MATERIAL PROVIDED:
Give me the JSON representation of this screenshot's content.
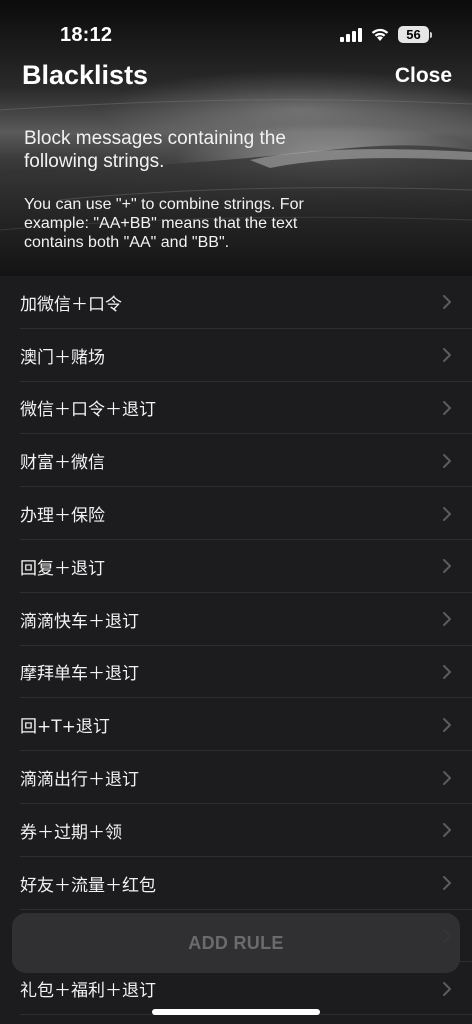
{
  "status": {
    "time": "18:12",
    "battery": "56"
  },
  "header": {
    "title": "Blacklists",
    "close_label": "Close",
    "intro": "Block messages containing the following strings.",
    "hint": "You can use \"+\" to combine strings. For example: \"AA+BB\" means that the text contains both \"AA\" and \"BB\"."
  },
  "rules": [
    "加微信＋口令",
    "澳门＋赌场",
    "微信＋口令＋退订",
    "财富＋微信",
    "办理＋保险",
    "回复＋退订",
    "滴滴快车＋退订",
    "摩拜单车＋退订",
    "回+T+退订",
    "滴滴出行＋退订",
    "券＋过期＋领",
    "好友＋流量＋红包",
    "",
    "礼包＋福利＋退订"
  ],
  "footer": {
    "add_rule_label": "ADD RULE"
  },
  "icons": {
    "chevron": "chevron-right-icon",
    "signal": "signal-icon",
    "wifi": "wifi-icon",
    "battery": "battery-icon"
  }
}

EXERCISE:
Leave the pictures out and reproduce each record exactly as written.

SOLVED PROBLEM:
Give me the JSON representation of this screenshot's content.
{
  "status": {
    "time": "18:12",
    "battery": "56"
  },
  "header": {
    "title": "Blacklists",
    "close_label": "Close",
    "intro": "Block messages containing the following strings.",
    "hint": "You can use \"+\" to combine strings. For example: \"AA+BB\" means that the text contains both \"AA\" and \"BB\"."
  },
  "rules": [
    "加微信＋口令",
    "澳门＋赌场",
    "微信＋口令＋退订",
    "财富＋微信",
    "办理＋保险",
    "回复＋退订",
    "滴滴快车＋退订",
    "摩拜单车＋退订",
    "回+T+退订",
    "滴滴出行＋退订",
    "券＋过期＋领",
    "好友＋流量＋红包",
    "",
    "礼包＋福利＋退订"
  ],
  "footer": {
    "add_rule_label": "ADD RULE"
  },
  "icons": {
    "chevron": "chevron-right-icon",
    "signal": "signal-icon",
    "wifi": "wifi-icon",
    "battery": "battery-icon"
  }
}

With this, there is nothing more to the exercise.